**WHAT YOU ARE ASKED TO DO:**
Return the full listing exactly as it is written.

**THE RECORDS:**
-- Begin --

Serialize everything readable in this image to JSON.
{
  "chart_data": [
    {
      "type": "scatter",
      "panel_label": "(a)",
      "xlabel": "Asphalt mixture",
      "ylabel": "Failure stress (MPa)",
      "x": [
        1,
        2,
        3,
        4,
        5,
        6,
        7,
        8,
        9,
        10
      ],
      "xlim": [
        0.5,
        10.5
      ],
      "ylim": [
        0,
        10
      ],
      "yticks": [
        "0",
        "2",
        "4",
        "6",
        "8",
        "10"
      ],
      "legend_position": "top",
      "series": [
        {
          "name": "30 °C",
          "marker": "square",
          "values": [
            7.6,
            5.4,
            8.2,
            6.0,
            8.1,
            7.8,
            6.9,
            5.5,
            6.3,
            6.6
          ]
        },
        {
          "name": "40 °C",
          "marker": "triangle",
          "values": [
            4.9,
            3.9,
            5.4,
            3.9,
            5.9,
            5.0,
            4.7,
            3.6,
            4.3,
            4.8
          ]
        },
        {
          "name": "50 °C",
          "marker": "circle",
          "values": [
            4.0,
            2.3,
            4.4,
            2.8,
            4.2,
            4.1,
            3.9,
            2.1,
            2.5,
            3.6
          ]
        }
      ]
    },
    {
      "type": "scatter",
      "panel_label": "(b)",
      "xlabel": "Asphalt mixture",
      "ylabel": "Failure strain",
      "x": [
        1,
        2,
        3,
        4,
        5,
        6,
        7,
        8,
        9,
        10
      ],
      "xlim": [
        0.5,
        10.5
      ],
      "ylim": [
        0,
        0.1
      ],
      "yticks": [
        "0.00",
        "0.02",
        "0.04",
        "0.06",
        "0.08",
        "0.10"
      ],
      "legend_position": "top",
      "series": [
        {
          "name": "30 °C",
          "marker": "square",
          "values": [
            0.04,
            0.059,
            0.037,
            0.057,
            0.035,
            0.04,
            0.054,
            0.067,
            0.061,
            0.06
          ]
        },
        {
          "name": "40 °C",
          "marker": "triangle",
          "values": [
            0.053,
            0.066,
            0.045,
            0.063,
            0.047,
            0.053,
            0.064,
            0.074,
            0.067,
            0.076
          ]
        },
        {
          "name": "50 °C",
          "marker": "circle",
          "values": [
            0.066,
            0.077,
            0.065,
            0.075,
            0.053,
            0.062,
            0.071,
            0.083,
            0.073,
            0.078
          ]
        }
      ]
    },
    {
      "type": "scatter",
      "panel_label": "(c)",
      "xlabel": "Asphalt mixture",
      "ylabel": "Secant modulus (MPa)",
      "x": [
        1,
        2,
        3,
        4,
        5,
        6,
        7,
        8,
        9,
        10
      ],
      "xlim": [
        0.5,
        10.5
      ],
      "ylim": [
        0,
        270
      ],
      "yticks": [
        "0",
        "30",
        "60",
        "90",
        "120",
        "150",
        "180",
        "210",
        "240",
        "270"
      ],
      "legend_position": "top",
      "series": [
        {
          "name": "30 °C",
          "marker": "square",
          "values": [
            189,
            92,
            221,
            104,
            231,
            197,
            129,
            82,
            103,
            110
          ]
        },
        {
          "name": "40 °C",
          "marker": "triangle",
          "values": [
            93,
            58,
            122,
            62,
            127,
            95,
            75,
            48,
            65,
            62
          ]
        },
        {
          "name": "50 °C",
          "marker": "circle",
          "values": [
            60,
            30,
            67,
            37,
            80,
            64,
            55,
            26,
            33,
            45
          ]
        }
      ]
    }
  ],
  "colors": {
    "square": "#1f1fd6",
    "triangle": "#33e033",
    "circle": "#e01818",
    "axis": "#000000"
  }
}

-- End --

**EXERCISE ANSWER:**
Serialize everything readable in this image to JSON.
{
  "chart_data": [
    {
      "type": "scatter",
      "panel_label": "(a)",
      "xlabel": "Asphalt mixture",
      "ylabel": "Failure stress (MPa)",
      "x": [
        1,
        2,
        3,
        4,
        5,
        6,
        7,
        8,
        9,
        10
      ],
      "xlim": [
        0.5,
        10.5
      ],
      "ylim": [
        0,
        10
      ],
      "yticks": [
        "0",
        "2",
        "4",
        "6",
        "8",
        "10"
      ],
      "legend_position": "top",
      "series": [
        {
          "name": "30 °C",
          "marker": "square",
          "values": [
            7.6,
            5.4,
            8.2,
            6.0,
            8.1,
            7.8,
            6.9,
            5.5,
            6.3,
            6.6
          ]
        },
        {
          "name": "40 °C",
          "marker": "triangle",
          "values": [
            4.9,
            3.9,
            5.4,
            3.9,
            5.9,
            5.0,
            4.7,
            3.6,
            4.3,
            4.8
          ]
        },
        {
          "name": "50 °C",
          "marker": "circle",
          "values": [
            4.0,
            2.3,
            4.4,
            2.8,
            4.2,
            4.1,
            3.9,
            2.1,
            2.5,
            3.6
          ]
        }
      ]
    },
    {
      "type": "scatter",
      "panel_label": "(b)",
      "xlabel": "Asphalt mixture",
      "ylabel": "Failure strain",
      "x": [
        1,
        2,
        3,
        4,
        5,
        6,
        7,
        8,
        9,
        10
      ],
      "xlim": [
        0.5,
        10.5
      ],
      "ylim": [
        0,
        0.1
      ],
      "yticks": [
        "0.00",
        "0.02",
        "0.04",
        "0.06",
        "0.08",
        "0.10"
      ],
      "legend_position": "top",
      "series": [
        {
          "name": "30 °C",
          "marker": "square",
          "values": [
            0.04,
            0.059,
            0.037,
            0.057,
            0.035,
            0.04,
            0.054,
            0.067,
            0.061,
            0.06
          ]
        },
        {
          "name": "40 °C",
          "marker": "triangle",
          "values": [
            0.053,
            0.066,
            0.045,
            0.063,
            0.047,
            0.053,
            0.064,
            0.074,
            0.067,
            0.076
          ]
        },
        {
          "name": "50 °C",
          "marker": "circle",
          "values": [
            0.066,
            0.077,
            0.065,
            0.075,
            0.053,
            0.062,
            0.071,
            0.083,
            0.073,
            0.078
          ]
        }
      ]
    },
    {
      "type": "scatter",
      "panel_label": "(c)",
      "xlabel": "Asphalt mixture",
      "ylabel": "Secant modulus (MPa)",
      "x": [
        1,
        2,
        3,
        4,
        5,
        6,
        7,
        8,
        9,
        10
      ],
      "xlim": [
        0.5,
        10.5
      ],
      "ylim": [
        0,
        270
      ],
      "yticks": [
        "0",
        "30",
        "60",
        "90",
        "120",
        "150",
        "180",
        "210",
        "240",
        "270"
      ],
      "legend_position": "top",
      "series": [
        {
          "name": "30 °C",
          "marker": "square",
          "values": [
            189,
            92,
            221,
            104,
            231,
            197,
            129,
            82,
            103,
            110
          ]
        },
        {
          "name": "40 °C",
          "marker": "triangle",
          "values": [
            93,
            58,
            122,
            62,
            127,
            95,
            75,
            48,
            65,
            62
          ]
        },
        {
          "name": "50 °C",
          "marker": "circle",
          "values": [
            60,
            30,
            67,
            37,
            80,
            64,
            55,
            26,
            33,
            45
          ]
        }
      ]
    }
  ],
  "colors": {
    "square": "#1f1fd6",
    "triangle": "#33e033",
    "circle": "#e01818",
    "axis": "#000000"
  }
}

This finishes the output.